→ **Request**
From the listing below, extract each line containing the string "Partecipazioni".

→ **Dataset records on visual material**
*-*-*
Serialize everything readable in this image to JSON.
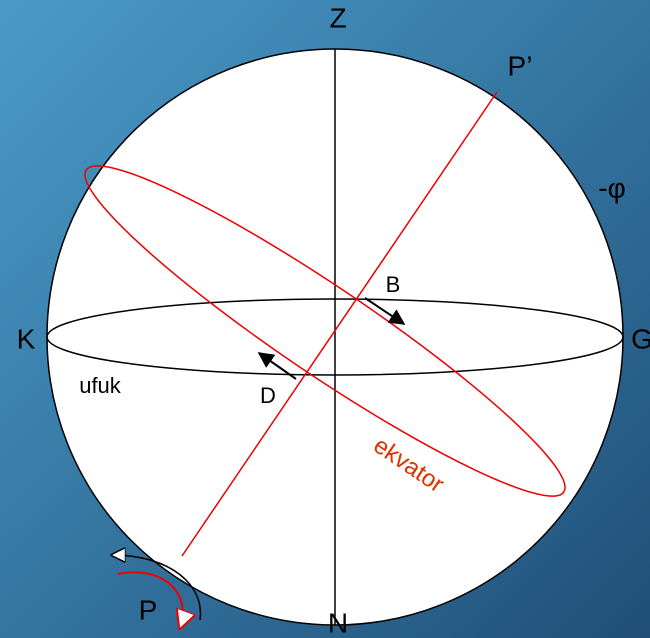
{
  "labels": {
    "zenith": "Z",
    "pole_top": "P’",
    "latitude": "-φ",
    "west": "K",
    "east": "G",
    "point_b": "B",
    "point_d": "D",
    "horizon": "ufuk",
    "equator": "ekvator",
    "nadir": "N",
    "pole_bottom": "P"
  }
}
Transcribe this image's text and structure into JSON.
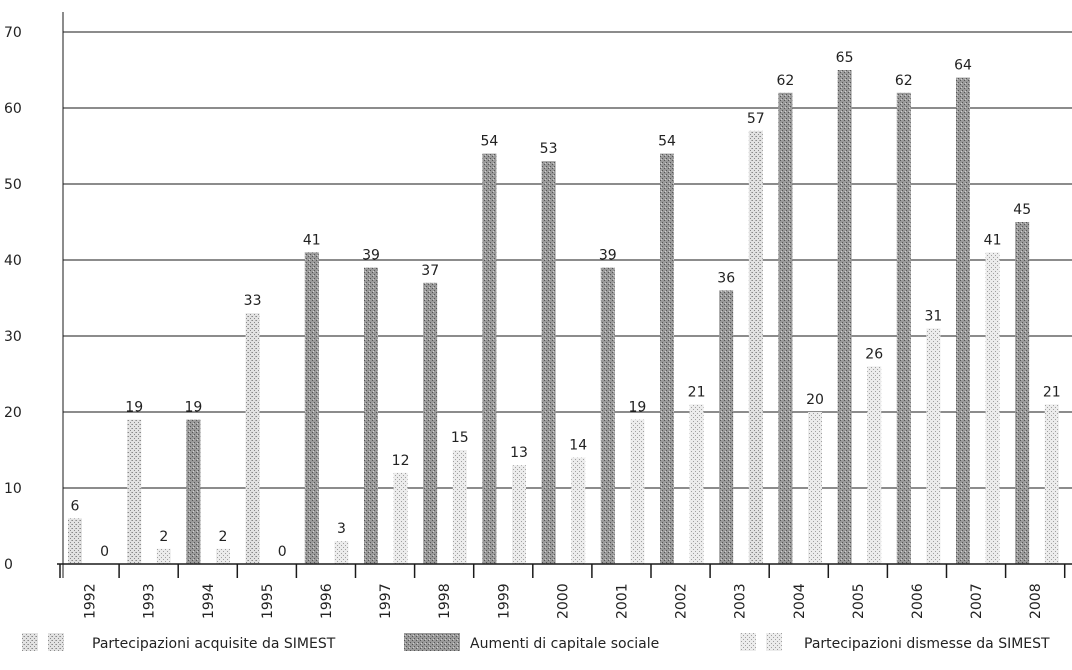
{
  "chart_data": {
    "type": "bar",
    "title": "",
    "xlabel": "",
    "ylabel": "",
    "ylim": [
      0,
      70
    ],
    "yticks": [
      0,
      10,
      20,
      30,
      40,
      50,
      60,
      70
    ],
    "grid": "horizontal",
    "legend_position": "bottom",
    "categories": [
      "1992",
      "1993",
      "1994",
      "1995",
      "1996",
      "1997",
      "1998",
      "1999",
      "2000",
      "2001",
      "2002",
      "2003",
      "2004",
      "2005",
      "2006",
      "2007",
      "2008"
    ],
    "bar_slots": [
      {
        "year": "1992",
        "value": 6,
        "series": "acquisite"
      },
      {
        "year": "1992",
        "value": 0,
        "series": "dismesse"
      },
      {
        "year": "1993",
        "value": 19,
        "series": "acquisite"
      },
      {
        "year": "1993",
        "value": 2,
        "series": "dismesse"
      },
      {
        "year": "1994",
        "value": 19,
        "series": "aumenti"
      },
      {
        "year": "1994",
        "value": 2,
        "series": "dismesse"
      },
      {
        "year": "1995",
        "value": 33,
        "series": "acquisite"
      },
      {
        "year": "1995",
        "value": 0,
        "series": "dismesse"
      },
      {
        "year": "1996",
        "value": 41,
        "series": "aumenti"
      },
      {
        "year": "1996",
        "value": 3,
        "series": "dismesse"
      },
      {
        "year": "1997",
        "value": 39,
        "series": "aumenti"
      },
      {
        "year": "1997",
        "value": 12,
        "series": "dismesse"
      },
      {
        "year": "1998",
        "value": 37,
        "series": "aumenti"
      },
      {
        "year": "1998",
        "value": 15,
        "series": "dismesse"
      },
      {
        "year": "1999",
        "value": 54,
        "series": "aumenti"
      },
      {
        "year": "1999",
        "value": 13,
        "series": "dismesse"
      },
      {
        "year": "2000",
        "value": 53,
        "series": "aumenti"
      },
      {
        "year": "2000",
        "value": 14,
        "series": "dismesse"
      },
      {
        "year": "2001",
        "value": 39,
        "series": "aumenti"
      },
      {
        "year": "2001",
        "value": 19,
        "series": "dismesse"
      },
      {
        "year": "2002",
        "value": 54,
        "series": "aumenti"
      },
      {
        "year": "2002",
        "value": 21,
        "series": "dismesse"
      },
      {
        "year": "2003",
        "value": 36,
        "series": "aumenti"
      },
      {
        "year": "2003",
        "value": 57,
        "series": "acquisite"
      },
      {
        "year": "2004",
        "value": 62,
        "series": "aumenti"
      },
      {
        "year": "2004",
        "value": 20,
        "series": "dismesse"
      },
      {
        "year": "2005",
        "value": 65,
        "series": "aumenti"
      },
      {
        "year": "2005",
        "value": 26,
        "series": "dismesse"
      },
      {
        "year": "2006",
        "value": 62,
        "series": "aumenti"
      },
      {
        "year": "2006",
        "value": 31,
        "series": "dismesse"
      },
      {
        "year": "2007",
        "value": 64,
        "series": "aumenti"
      },
      {
        "year": "2007",
        "value": 41,
        "series": "dismesse"
      },
      {
        "year": "2008",
        "value": 45,
        "series": "aumenti"
      },
      {
        "year": "2008",
        "value": 21,
        "series": "dismesse"
      }
    ],
    "series": [
      {
        "key": "acquisite",
        "name": "Partecipazioni acquisite da SIMEST",
        "color": "#c4c4c4"
      },
      {
        "key": "aumenti",
        "name": "Aumenti di capitale sociale",
        "color": "#8e8e8e"
      },
      {
        "key": "dismesse",
        "name": "Partecipazioni dismesse da SIMEST",
        "color": "#d6d6d6"
      }
    ]
  }
}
*-*-*
→ **The output**
        "name": "Partecipazioni acquisite da SIMEST",
        "name": "Partecipazioni dismesse da SIMEST",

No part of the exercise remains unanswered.